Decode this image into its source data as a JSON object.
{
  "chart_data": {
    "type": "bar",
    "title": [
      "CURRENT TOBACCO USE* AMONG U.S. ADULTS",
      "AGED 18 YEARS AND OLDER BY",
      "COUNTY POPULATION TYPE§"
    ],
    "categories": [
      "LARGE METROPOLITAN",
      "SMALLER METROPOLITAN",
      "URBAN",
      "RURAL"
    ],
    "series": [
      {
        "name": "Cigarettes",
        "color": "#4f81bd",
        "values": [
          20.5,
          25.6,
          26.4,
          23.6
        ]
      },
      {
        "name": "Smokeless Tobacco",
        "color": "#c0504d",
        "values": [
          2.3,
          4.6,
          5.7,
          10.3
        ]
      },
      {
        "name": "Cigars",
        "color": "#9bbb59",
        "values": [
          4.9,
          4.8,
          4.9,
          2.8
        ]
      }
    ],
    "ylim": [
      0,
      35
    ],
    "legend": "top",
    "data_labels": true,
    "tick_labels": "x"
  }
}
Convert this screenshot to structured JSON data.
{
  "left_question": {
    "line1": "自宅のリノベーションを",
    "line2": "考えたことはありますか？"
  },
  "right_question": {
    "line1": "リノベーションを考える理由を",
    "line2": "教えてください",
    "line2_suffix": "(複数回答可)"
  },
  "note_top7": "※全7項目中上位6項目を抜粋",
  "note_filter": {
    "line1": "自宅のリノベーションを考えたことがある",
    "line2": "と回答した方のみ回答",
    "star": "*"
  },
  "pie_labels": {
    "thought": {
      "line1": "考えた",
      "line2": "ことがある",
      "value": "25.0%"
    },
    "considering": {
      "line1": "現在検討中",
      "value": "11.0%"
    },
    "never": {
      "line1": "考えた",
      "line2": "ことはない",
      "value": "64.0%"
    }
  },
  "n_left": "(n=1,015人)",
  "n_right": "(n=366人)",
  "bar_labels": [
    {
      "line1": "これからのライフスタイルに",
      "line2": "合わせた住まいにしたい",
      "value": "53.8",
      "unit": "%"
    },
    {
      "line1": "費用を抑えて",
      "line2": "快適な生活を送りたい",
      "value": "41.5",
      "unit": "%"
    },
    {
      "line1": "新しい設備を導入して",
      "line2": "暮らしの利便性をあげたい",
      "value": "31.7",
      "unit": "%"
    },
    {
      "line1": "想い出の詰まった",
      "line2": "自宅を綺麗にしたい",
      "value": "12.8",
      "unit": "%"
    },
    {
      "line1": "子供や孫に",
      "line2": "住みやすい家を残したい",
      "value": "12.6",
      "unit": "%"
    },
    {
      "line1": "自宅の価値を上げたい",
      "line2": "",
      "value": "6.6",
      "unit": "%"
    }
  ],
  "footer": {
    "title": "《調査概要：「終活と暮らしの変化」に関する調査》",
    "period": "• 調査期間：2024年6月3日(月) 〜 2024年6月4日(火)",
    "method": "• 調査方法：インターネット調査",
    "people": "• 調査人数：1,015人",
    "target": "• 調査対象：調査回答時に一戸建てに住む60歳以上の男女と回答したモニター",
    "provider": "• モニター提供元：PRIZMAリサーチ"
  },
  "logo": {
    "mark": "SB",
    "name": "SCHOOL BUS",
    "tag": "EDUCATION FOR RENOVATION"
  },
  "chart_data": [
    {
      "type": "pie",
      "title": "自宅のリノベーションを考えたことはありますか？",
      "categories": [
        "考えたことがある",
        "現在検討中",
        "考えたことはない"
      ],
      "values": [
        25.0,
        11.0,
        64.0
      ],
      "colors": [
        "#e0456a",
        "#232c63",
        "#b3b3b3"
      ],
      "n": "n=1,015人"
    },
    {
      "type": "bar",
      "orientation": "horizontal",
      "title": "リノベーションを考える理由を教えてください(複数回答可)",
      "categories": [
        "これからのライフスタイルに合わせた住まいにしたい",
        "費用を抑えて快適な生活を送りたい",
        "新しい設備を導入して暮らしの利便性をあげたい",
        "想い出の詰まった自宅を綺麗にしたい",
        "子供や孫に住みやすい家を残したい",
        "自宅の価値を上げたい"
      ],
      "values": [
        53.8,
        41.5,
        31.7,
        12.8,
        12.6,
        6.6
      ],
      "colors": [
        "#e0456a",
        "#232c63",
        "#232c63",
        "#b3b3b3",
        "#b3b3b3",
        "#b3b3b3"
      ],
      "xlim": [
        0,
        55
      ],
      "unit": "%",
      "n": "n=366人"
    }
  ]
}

***

--- WHAT IS ASKED ---
Copy out every line of the material above that mentions the word "title".

--- RESPONSE TO THIS TASK ---
    "title": [
    "title": "《調査概要：「終活と暮らしの変化」に関する調査》",
      "title": "自宅のリノベーションを考えたことはありますか？",
      "title": "リノベーションを考える理由を教えてください(複数回答可)",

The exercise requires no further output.